Answer with nothing but a number: how many lines include the word "细胞分裂过程中"?

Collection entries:
——

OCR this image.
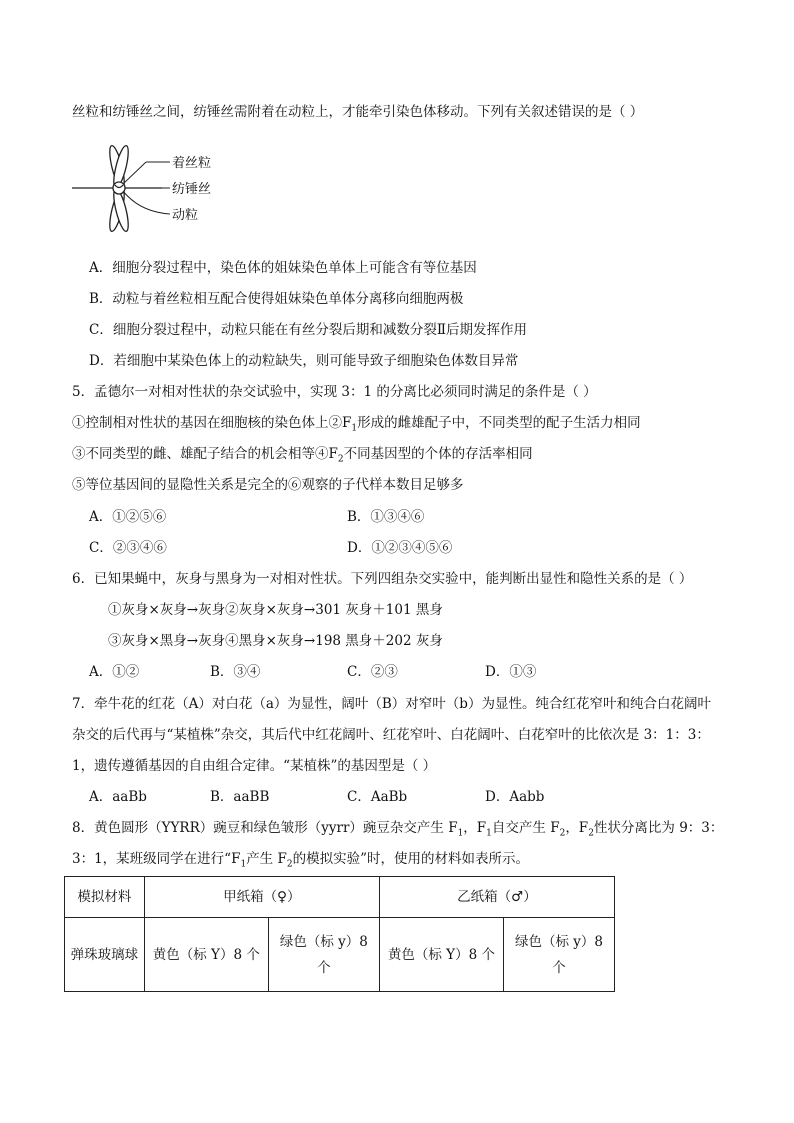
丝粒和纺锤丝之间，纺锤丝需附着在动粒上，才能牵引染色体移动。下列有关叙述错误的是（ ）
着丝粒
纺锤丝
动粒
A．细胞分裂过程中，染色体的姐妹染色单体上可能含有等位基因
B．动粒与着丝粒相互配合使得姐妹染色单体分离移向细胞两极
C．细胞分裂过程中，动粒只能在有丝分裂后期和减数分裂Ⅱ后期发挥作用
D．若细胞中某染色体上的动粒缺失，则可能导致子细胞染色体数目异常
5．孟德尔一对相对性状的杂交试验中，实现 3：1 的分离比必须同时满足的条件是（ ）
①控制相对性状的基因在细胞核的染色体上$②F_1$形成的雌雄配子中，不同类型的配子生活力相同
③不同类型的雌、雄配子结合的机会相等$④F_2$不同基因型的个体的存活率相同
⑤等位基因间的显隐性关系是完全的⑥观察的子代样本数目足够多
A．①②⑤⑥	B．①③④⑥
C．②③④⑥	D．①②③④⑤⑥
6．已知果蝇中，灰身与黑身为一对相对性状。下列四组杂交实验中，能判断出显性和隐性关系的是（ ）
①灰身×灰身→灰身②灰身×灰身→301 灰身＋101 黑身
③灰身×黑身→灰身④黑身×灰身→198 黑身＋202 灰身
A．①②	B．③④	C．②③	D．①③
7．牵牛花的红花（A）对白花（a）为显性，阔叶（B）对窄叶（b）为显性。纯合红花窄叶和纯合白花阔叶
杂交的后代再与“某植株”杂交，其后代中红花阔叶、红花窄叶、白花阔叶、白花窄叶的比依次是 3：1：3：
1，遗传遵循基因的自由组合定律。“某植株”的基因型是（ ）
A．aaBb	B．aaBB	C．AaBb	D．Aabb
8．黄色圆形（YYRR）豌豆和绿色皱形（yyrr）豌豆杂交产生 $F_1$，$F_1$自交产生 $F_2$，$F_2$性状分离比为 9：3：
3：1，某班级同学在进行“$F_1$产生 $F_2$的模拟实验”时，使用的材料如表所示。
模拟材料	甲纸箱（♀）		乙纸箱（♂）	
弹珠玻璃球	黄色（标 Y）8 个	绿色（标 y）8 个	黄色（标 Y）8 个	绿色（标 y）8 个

——

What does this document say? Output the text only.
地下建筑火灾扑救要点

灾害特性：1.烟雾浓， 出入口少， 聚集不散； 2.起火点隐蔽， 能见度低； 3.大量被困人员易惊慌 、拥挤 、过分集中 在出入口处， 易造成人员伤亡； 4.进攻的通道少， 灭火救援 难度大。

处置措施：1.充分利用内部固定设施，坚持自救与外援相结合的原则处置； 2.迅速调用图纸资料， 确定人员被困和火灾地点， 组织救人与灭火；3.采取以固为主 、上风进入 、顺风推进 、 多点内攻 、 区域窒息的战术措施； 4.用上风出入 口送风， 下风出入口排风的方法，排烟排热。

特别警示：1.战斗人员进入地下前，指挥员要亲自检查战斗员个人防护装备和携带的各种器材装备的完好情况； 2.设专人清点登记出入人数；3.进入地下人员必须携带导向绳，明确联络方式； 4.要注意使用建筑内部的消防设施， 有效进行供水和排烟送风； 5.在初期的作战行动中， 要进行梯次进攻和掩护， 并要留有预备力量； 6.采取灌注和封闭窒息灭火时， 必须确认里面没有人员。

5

——

#### ANSWER TO THIS EXERCISE:
2